A Call to Design Inspired by Africa
It was in middle school that his journey took an atypical turn. Faced with the deep frustration of an immediate environment that did not reflect the African essence, he chose design as his destiny. Exposed to ancient objects, he perceived a dissonance between the clumsily reproduced modern Western aspirations by the society around him and the richness of original African forms. This intuition led him to begin exploring design as a means to create harmony between cultural identity and modern expression. He then understood the power of design: it is a manifestation of identity that does not need to deny its own roots and possesses the power to transcend borders.
A Tenacious Educational Journey
After realizing that his future lay beyond Togolese borders, he pursued higher mathematics studies in Lomé before flying to France, supported by his family but also bearing the weight of their hopes. Fascinated initially by product design rather than architecture, he enrolled at Creapole, a design school based in Paris. « I dreamed of designing objects, cars, from a catalog of African forms. As if to reweave the old rope, » recalls Sénamé. However, financial difficulties forced him to drop out after just one semester, as the school’s director refused to grant a tuition waiver despite the support and mobilization of his professors. The rest of his journey was marked by periods of extreme hardship, sleeping on the streets of Paris while resuming his studies at the École du Louvre and later at the École Spéciale d’Architecture and Paris-La Villette. « It became complicated for me, and I remained homeless three-quarters of the time until the end of my studies, » he admits modestly. A part-time job as a salesperson at Zara on the Champs-Élysées allowed him to make ends meet and could have diverted him from his destiny, he recalls: « I was a right fit for what the brand wanted to represent back then, and I knew the garment and the nobility of the fabric. At the time, the clients were mostly young people from the suburbs, and the store management wanted to promote me. But my frustration with my studies was growing because they only presented architecture through Haussmann, while there were so many stories and resources on my continent. I had to go back. »

Job 1:
Reproduce the part of the listing that opens with the line containing "project-code: AP (914, 351, 948, 378)" and closes with the line containing "step-2-desc: Map the", including both of those lines.
The listing comes from a different source than the text about design inspired by Africa.

Records provided:

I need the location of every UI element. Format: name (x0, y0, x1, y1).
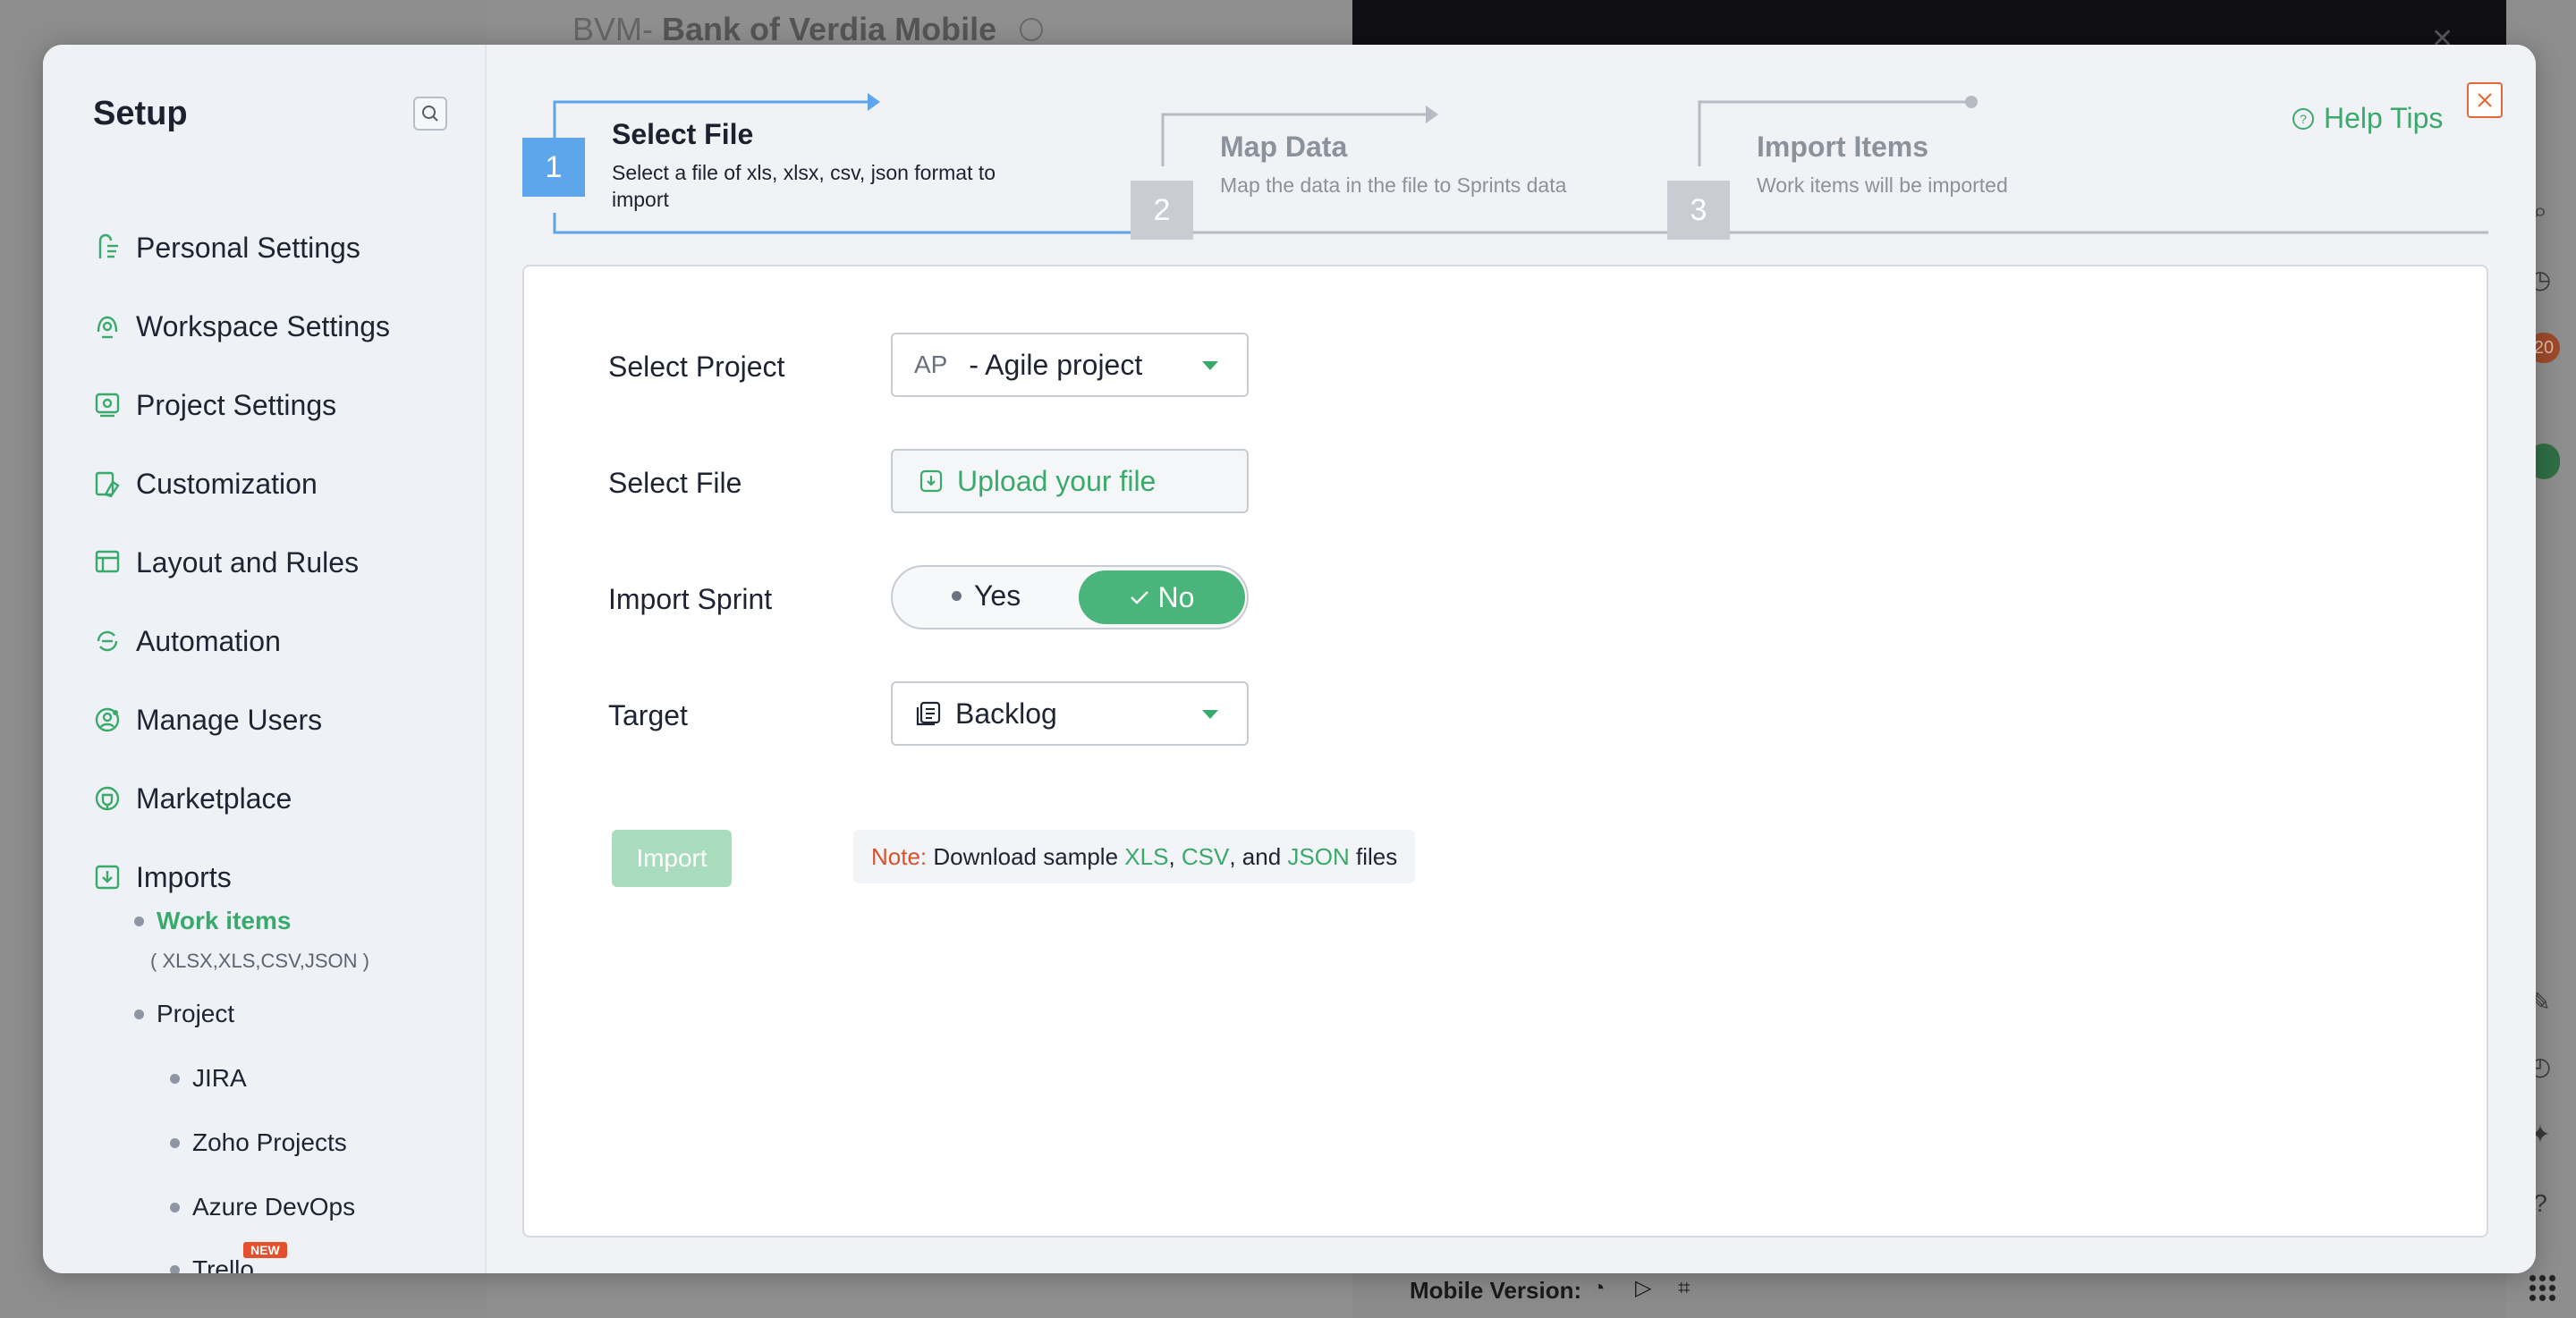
project-code: AP (914, 351, 948, 378)
step-1-desc: Select a file of xls, xlsx, csv, json fo… (612, 161, 996, 211)
mobile-store-icons: ◔ ▷ ⌗ (1592, 1277, 1701, 1300)
step-3-number: 3 (1667, 181, 1730, 240)
step-2-desc: Map the data in the file to Sprints data (1220, 173, 1567, 197)
sidebar-item-workspace-settings[interactable]: Workspace Settings (91, 304, 390, 349)
sidebar-sub-work-items[interactable]: Work items (134, 907, 291, 935)
close-icon (2478, 93, 2492, 107)
step-3-desc: Work items will be imported (1757, 173, 2008, 197)
sidebar-item-layout-rules[interactable]: Layout and Rules (91, 540, 359, 585)
sidebar-item-label: Layout and Rules (136, 545, 360, 579)
work-items-formats: ( XLSX,XLS,CSV,JSON ) (150, 950, 369, 972)
mobile-version-label: Mobile Version: (1410, 1277, 1582, 1304)
sample-download-note: Note: Download sample XLS, CSV, and JSON… (853, 830, 1416, 883)
help-circle-icon: ? (2292, 107, 2314, 130)
target-value: Backlog (955, 697, 1057, 730)
chevron-down-icon (1202, 361, 1218, 370)
check-icon (1130, 591, 1148, 604)
step-3-title: Import Items (1757, 131, 1929, 163)
sidebar-item-label: Marketplace (136, 782, 292, 815)
bullet-dot (170, 1137, 180, 1148)
bullet-dot (170, 1264, 180, 1273)
sidebar-search-button[interactable] (413, 97, 447, 131)
sidebar-title: Setup (93, 95, 188, 132)
sidebar-item-label: Manage Users (136, 703, 323, 736)
sidebar-item-project-settings[interactable]: Project Settings (91, 383, 336, 427)
xls-sample-link[interactable]: XLS (1124, 843, 1168, 871)
bullet-dot (134, 1009, 144, 1019)
close-button[interactable] (2467, 82, 2503, 118)
bullet-dot (170, 1202, 180, 1212)
sidebar-sub-zoho-projects[interactable]: Zoho Projects (170, 1128, 347, 1157)
setup-modal: Setup Personal Settings Workspace Settin… (43, 45, 2536, 1273)
upload-file-button[interactable]: Upload your file (891, 449, 1249, 513)
marketplace-icon (91, 782, 123, 815)
layout-rules-icon (91, 546, 123, 579)
background-project-title: BVM- Bank of Verdia Mobile (572, 11, 997, 47)
import-sprint-label: Import Sprint (608, 583, 773, 615)
import-sprint-toggle: Yes No (891, 565, 1249, 629)
select-file-label: Select File (608, 467, 742, 499)
upload-icon (919, 469, 943, 493)
setup-sidebar: Setup Personal Settings Workspace Settin… (43, 45, 487, 1273)
select-project-label: Select Project (608, 351, 785, 383)
help-tips-link[interactable]: ? Help Tips (2292, 102, 2443, 135)
step-1-number: 1 (522, 138, 585, 197)
target-select[interactable]: Backlog (891, 681, 1249, 746)
personal-settings-icon (91, 232, 123, 264)
note-label: Note: (871, 842, 928, 870)
sidebar-item-label: Workspace Settings (136, 309, 390, 342)
qr-code-icon: ⌗ (1678, 1276, 1690, 1300)
manage-users-icon (91, 704, 123, 736)
svg-text:?: ? (2300, 112, 2307, 126)
bullet-dot (134, 916, 144, 926)
sidebar-sub-jira[interactable]: JIRA (170, 1064, 247, 1093)
step-2-number: 2 (1131, 181, 1193, 240)
toggle-no-option[interactable]: No (1079, 570, 1245, 624)
search-icon (422, 106, 438, 122)
import-stepper: 1 Select File Select a file of xls, xlsx… (487, 45, 2536, 259)
sidebar-item-label: Imports (136, 860, 232, 893)
project-settings-icon (91, 389, 123, 421)
sidebar-item-label: Automation (136, 624, 281, 657)
apple-icon: ◔ (1592, 1276, 1606, 1300)
new-badge: NEW (243, 1242, 287, 1258)
sidebar-item-manage-users[interactable]: Manage Users (91, 697, 322, 742)
chevron-down-icon (1202, 710, 1218, 719)
import-form-card: Select Project AP - Agile project Select… (522, 265, 2488, 1238)
apps-grid-icon (2528, 1273, 2556, 1302)
sidebar-item-marketplace[interactable]: Marketplace (91, 776, 292, 821)
sidebar-item-imports[interactable]: Imports (91, 855, 232, 900)
sidebar-item-personal-settings[interactable]: Personal Settings (91, 225, 360, 270)
step-1-title: Select File (612, 118, 754, 150)
csv-sample-link[interactable]: CSV (1182, 843, 1229, 871)
imports-icon (91, 861, 123, 893)
sidebar-sub-project[interactable]: Project (134, 1000, 234, 1028)
play-store-icon: ▷ (1635, 1276, 1652, 1300)
customization-icon (91, 468, 123, 500)
project-select[interactable]: AP - Agile project (891, 333, 1249, 397)
sidebar-sub-trello[interactable]: Trello (170, 1255, 254, 1273)
step-2-title: Map Data (1220, 131, 1348, 163)
sidebar-item-label: Customization (136, 467, 318, 500)
bullet-dot (170, 1073, 180, 1084)
automation-icon (91, 625, 123, 657)
stepper-lines (553, 93, 2488, 234)
import-main-panel: 1 Select File Select a file of xls, xlsx… (487, 45, 2536, 1273)
bullet-dot (952, 591, 962, 601)
project-name: - Agile project (969, 348, 1143, 381)
sidebar-item-label: Personal Settings (136, 231, 360, 264)
backlog-icon (916, 701, 941, 726)
workspace-settings-icon (91, 310, 123, 342)
json-sample-link[interactable]: JSON (1287, 843, 1349, 871)
toggle-yes-option[interactable]: Yes (952, 579, 1021, 613)
background-dark-header (1352, 0, 2506, 45)
sidebar-sub-azure-devops[interactable]: Azure DevOps (170, 1193, 355, 1221)
sidebar-item-customization[interactable]: Customization (91, 461, 318, 506)
target-label: Target (608, 699, 688, 731)
import-button[interactable]: Import (612, 830, 732, 887)
sidebar-item-label: Project Settings (136, 388, 337, 421)
sidebar-item-automation[interactable]: Automation (91, 619, 281, 663)
info-icon (1020, 18, 1043, 41)
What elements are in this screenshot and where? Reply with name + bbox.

Job 2:
In the text about design inspired by Africa, which Paris-based design school did Sénamé enroll in before dropping out after one semester?

Right answer 1:
project-code: AP (914, 351, 948, 378)
step-1-desc: Select a file of xls, xlsx, csv, json fo… (612, 161, 996, 211)
mobile-store-icons: ◔ ▷ ⌗ (1592, 1277, 1701, 1300)
step-3-number: 3 (1667, 181, 1730, 240)
step-2-desc: Map the data in the file to Sprints data (1220, 173, 1567, 197)

Right answer 2:
Creapole